Work out how many lines of the listing hold the string "периметр". Answer with that number alone.

## START

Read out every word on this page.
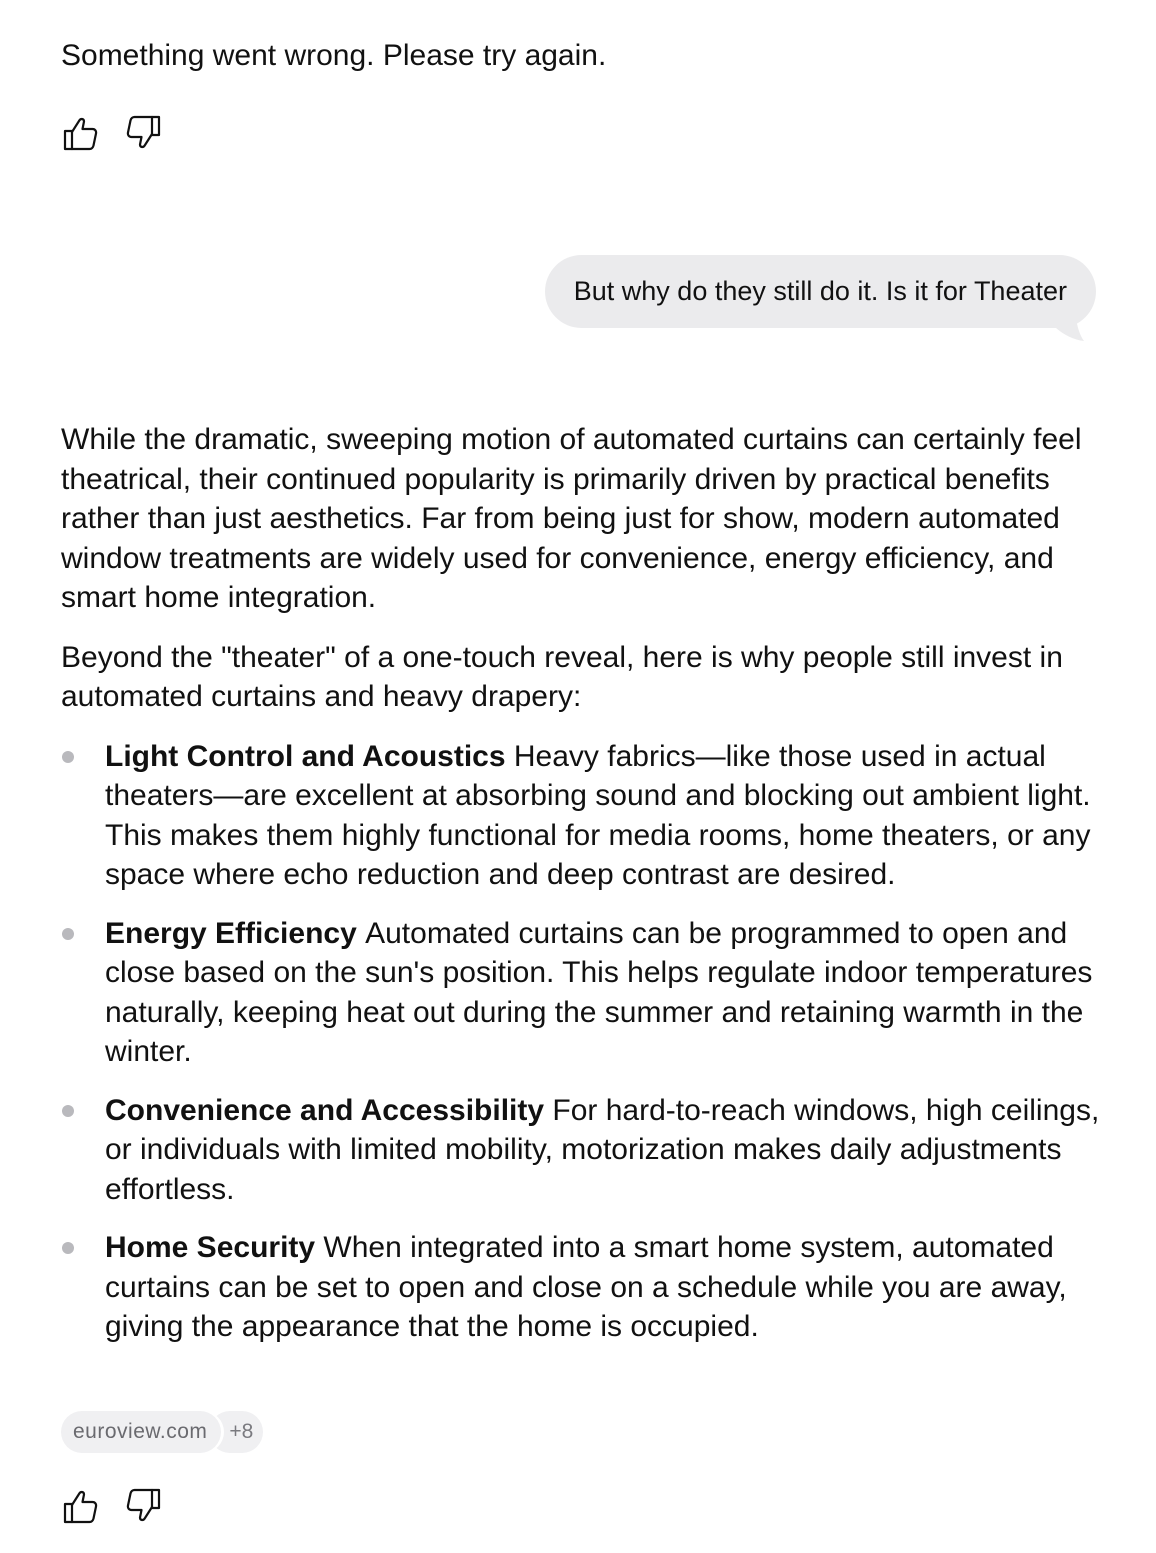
Something went wrong. Please try again.

But why do they still do it. Is it for Theater

While the dramatic, sweeping motion of automated curtains can certainly feel theatrical, their continued popularity is primarily driven by practical benefits rather than just aesthetics. Far from being just for show, modern automated window treatments are widely used for convenience, energy efficiency, and smart home integration.

Beyond the "theater" of a one-touch reveal, here is why people still invest in automated curtains and heavy drapery:

Light Control and Acoustics Heavy fabrics—like those used in actual theaters—are excellent at absorbing sound and blocking out ambient light. This makes them highly functional for media rooms, home theaters, or any space where echo reduction and deep contrast are desired.
Energy Efficiency Automated curtains can be programmed to open and close based on the sun's position. This helps regulate indoor temperatures naturally, keeping heat out during the summer and retaining warmth in the winter.
Convenience and Accessibility For hard-to-reach windows, high ceilings, or individuals with limited mobility, motorization makes daily adjustments effortless.
Home Security When integrated into a smart home system, automated curtains can be set to open and close on a schedule while you are away, giving the appearance that the home is occupied.
euroview.com	+8
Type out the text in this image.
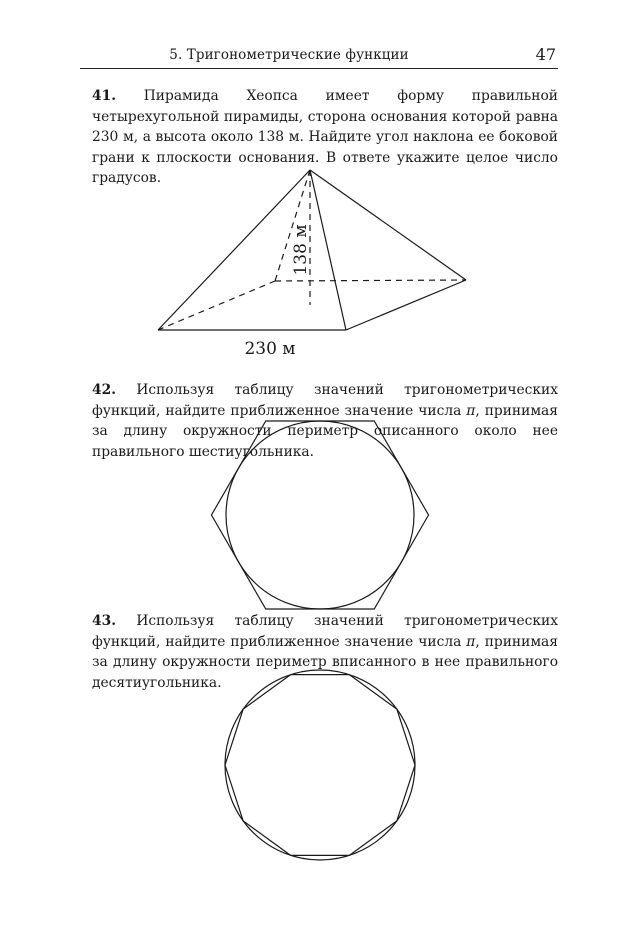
5. Тригонометрические функции	47
41. Пирамида Хеопса имеет форму правильной четырехугольной пирамиды, сторона основания которой равна 230 м, а высота около 138 м. Найдите угол наклона ее боковой грани к плоскости основания. В ответе укажите целое число градусов.
42. Используя таблицу значений тригонометрических функций, найдите приближенное значение числа π, принимая за длину окружности периметр описанного около нее правильного шестиугольника.
43. Используя таблицу значений тригонометрических функций, найдите приближенное значение числа π, принимая за длину окружности периметр вписанного в нее правильного десятиугольника.
138 м
230 м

## END

Full solution |
2